EXERCISE TASK
List every line of the material below that contains the string "main", treating uppercase and lowercase letters as distinct.
◇ ◇ ◇
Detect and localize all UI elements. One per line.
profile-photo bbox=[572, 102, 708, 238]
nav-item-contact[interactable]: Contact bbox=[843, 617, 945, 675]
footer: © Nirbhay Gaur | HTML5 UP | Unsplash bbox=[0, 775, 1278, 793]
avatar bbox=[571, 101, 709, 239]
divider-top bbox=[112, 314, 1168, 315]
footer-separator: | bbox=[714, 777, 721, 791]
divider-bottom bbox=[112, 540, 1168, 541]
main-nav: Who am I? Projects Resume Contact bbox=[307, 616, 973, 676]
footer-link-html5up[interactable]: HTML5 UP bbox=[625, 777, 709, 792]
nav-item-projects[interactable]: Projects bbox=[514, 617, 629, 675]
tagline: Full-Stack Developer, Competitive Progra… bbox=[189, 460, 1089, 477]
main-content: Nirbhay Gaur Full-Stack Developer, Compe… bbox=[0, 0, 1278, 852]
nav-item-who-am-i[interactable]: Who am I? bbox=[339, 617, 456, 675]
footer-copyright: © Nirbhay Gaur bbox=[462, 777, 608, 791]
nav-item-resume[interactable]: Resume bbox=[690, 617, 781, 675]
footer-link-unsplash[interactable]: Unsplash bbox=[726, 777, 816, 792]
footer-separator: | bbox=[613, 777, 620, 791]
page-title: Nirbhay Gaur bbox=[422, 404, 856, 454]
◇ ◇ ◇
RESPONSE FOR THIS EXERCISE
main-nav: Who am I? Projects Resume Contact bbox=[307, 616, 973, 676]
main-content: Nirbhay Gaur Full-Stack Developer, Compe… bbox=[0, 0, 1278, 852]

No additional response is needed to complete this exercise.